#### [PROMPT]
Return the number of lines in which the word "JSON" appears; add nothing else.

━━ AVAILABLE DATA

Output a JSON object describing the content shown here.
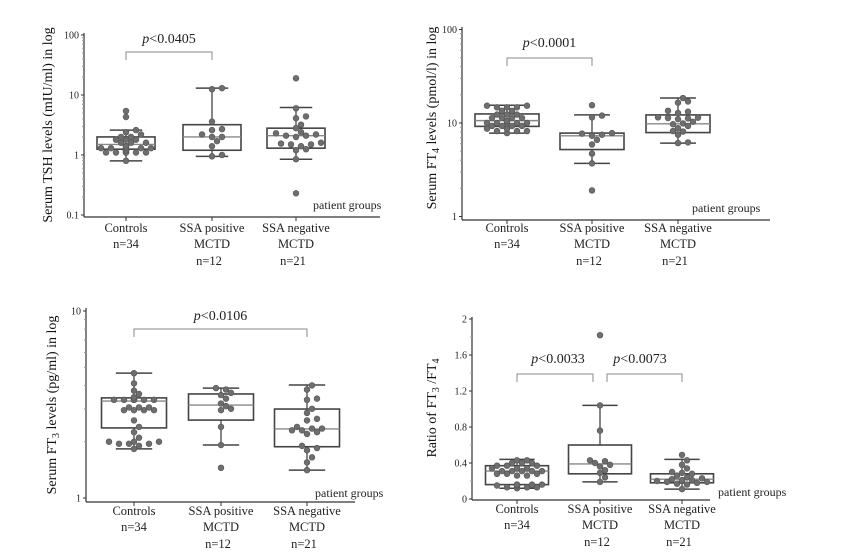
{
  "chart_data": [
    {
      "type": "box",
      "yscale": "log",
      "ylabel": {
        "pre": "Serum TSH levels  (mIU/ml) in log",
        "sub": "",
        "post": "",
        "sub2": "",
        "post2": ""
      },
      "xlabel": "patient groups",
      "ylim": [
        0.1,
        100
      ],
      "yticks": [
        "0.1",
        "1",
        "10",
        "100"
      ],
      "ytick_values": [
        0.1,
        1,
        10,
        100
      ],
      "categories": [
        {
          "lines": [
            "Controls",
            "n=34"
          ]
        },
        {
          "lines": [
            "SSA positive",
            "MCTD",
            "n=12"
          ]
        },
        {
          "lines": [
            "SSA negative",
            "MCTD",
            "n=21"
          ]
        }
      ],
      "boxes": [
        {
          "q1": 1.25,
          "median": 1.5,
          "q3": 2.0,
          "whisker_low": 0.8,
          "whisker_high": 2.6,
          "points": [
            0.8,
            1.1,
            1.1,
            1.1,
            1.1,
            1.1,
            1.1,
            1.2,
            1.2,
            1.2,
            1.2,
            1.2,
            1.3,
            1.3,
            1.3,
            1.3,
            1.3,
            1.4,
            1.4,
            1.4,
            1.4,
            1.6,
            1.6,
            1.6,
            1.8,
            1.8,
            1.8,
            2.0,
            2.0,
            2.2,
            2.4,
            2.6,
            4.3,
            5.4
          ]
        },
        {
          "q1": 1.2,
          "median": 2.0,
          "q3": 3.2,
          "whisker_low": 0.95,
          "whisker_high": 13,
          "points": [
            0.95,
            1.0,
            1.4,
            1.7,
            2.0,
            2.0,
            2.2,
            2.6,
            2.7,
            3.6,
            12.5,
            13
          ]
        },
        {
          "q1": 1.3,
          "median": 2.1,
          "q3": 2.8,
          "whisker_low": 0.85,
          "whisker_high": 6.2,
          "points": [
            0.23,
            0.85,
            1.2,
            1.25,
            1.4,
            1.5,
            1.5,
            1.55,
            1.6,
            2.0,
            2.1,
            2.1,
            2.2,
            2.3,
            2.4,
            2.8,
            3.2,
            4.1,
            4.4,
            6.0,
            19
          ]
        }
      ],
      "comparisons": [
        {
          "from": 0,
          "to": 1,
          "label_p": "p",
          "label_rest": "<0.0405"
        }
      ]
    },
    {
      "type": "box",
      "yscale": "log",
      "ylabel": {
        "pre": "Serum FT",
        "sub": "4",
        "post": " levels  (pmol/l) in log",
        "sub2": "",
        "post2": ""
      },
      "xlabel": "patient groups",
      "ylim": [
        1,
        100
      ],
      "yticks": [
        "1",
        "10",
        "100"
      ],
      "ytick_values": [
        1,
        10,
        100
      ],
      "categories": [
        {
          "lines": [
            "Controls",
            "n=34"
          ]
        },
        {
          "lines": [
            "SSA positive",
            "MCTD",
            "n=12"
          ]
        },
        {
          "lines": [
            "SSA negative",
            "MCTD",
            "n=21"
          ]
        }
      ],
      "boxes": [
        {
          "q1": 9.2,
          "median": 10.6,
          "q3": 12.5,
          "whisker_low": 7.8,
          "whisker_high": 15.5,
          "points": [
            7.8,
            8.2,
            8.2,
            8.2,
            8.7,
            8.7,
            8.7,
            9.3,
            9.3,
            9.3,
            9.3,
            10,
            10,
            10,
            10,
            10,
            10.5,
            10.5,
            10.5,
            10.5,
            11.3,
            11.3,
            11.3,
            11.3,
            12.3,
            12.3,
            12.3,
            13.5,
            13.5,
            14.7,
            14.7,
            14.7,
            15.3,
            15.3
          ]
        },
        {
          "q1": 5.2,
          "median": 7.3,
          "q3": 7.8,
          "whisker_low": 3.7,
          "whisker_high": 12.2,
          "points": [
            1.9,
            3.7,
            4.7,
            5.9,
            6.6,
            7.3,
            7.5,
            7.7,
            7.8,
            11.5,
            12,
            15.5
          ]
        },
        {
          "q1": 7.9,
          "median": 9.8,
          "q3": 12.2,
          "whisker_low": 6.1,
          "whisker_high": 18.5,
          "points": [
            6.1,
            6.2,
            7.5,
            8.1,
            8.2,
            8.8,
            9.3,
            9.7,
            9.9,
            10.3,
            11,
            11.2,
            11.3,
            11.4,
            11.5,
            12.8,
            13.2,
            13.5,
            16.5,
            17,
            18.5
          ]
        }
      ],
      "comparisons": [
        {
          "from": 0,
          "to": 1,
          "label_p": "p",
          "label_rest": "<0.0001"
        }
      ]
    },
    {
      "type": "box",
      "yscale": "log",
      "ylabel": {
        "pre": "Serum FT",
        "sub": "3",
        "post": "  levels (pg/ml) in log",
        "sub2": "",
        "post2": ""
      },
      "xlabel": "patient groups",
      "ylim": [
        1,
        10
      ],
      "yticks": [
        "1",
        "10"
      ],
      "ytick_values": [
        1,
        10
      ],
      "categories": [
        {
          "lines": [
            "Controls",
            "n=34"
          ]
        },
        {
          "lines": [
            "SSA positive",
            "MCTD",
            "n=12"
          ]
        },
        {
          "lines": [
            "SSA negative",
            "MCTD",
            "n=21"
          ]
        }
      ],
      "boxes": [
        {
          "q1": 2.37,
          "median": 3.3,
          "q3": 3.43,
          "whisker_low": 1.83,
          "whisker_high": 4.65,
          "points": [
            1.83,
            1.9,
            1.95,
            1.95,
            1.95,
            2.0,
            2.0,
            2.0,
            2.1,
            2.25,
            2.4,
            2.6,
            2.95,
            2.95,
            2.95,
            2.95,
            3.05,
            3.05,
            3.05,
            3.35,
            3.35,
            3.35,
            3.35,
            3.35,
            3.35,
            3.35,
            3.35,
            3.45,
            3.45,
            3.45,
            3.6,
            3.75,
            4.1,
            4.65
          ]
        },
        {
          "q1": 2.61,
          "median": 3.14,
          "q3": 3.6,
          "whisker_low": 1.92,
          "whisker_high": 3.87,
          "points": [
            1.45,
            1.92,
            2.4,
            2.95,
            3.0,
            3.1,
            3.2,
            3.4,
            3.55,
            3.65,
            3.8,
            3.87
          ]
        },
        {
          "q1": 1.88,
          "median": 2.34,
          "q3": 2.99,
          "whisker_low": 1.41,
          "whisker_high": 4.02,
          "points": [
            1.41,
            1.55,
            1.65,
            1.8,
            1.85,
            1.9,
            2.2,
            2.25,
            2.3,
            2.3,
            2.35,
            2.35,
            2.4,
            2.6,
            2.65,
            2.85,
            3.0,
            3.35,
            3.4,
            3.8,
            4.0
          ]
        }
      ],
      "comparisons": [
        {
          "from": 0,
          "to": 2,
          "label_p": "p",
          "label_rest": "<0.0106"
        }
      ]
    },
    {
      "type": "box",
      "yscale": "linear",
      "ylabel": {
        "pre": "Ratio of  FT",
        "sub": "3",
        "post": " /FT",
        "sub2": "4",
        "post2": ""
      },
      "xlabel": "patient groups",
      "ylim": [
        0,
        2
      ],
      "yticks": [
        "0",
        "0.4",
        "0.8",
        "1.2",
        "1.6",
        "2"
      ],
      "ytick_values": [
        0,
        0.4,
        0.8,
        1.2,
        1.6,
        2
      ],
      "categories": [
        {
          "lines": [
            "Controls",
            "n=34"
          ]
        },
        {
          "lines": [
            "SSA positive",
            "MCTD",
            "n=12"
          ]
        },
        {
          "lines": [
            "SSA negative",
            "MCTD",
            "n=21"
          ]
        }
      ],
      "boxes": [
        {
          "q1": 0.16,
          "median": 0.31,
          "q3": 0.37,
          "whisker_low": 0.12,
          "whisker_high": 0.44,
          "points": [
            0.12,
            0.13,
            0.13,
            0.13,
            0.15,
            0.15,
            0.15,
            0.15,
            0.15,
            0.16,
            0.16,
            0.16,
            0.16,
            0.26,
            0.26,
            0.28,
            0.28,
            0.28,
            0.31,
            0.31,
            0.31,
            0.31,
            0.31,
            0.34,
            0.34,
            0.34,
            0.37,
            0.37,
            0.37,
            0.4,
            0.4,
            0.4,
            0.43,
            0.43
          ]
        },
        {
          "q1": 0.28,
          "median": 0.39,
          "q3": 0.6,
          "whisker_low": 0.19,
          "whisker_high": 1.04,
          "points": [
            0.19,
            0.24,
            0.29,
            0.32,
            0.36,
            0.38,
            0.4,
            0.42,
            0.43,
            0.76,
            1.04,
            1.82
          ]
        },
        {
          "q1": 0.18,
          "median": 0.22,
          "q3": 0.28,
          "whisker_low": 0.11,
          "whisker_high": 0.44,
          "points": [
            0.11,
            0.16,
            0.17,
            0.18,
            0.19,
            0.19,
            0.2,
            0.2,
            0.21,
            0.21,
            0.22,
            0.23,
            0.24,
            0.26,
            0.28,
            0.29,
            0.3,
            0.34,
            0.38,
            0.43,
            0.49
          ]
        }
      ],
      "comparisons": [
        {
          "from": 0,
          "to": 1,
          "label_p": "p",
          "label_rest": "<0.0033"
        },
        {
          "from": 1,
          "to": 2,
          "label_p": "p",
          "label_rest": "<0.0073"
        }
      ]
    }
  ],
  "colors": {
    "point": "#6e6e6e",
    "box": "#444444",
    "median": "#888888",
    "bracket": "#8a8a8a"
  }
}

━━━━
━━ AVAILABLE DATA

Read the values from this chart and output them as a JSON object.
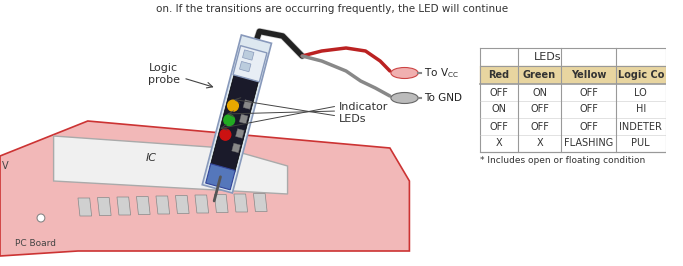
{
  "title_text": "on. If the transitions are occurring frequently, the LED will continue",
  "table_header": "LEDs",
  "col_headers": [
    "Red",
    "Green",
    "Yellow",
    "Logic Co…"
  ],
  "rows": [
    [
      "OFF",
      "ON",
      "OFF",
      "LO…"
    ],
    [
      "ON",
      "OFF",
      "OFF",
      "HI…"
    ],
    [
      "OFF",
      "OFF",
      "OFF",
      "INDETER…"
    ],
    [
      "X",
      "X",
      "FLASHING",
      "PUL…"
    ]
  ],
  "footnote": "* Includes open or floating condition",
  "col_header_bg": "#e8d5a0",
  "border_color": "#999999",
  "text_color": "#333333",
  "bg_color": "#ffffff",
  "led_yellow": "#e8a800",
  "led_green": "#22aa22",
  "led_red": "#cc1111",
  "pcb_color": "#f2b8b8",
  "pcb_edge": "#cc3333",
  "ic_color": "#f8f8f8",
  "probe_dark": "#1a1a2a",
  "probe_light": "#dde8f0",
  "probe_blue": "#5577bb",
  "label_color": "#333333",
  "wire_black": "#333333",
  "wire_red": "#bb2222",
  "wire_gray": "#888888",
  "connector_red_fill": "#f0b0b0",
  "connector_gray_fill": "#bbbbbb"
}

━━━━

#### [ANSWER]
2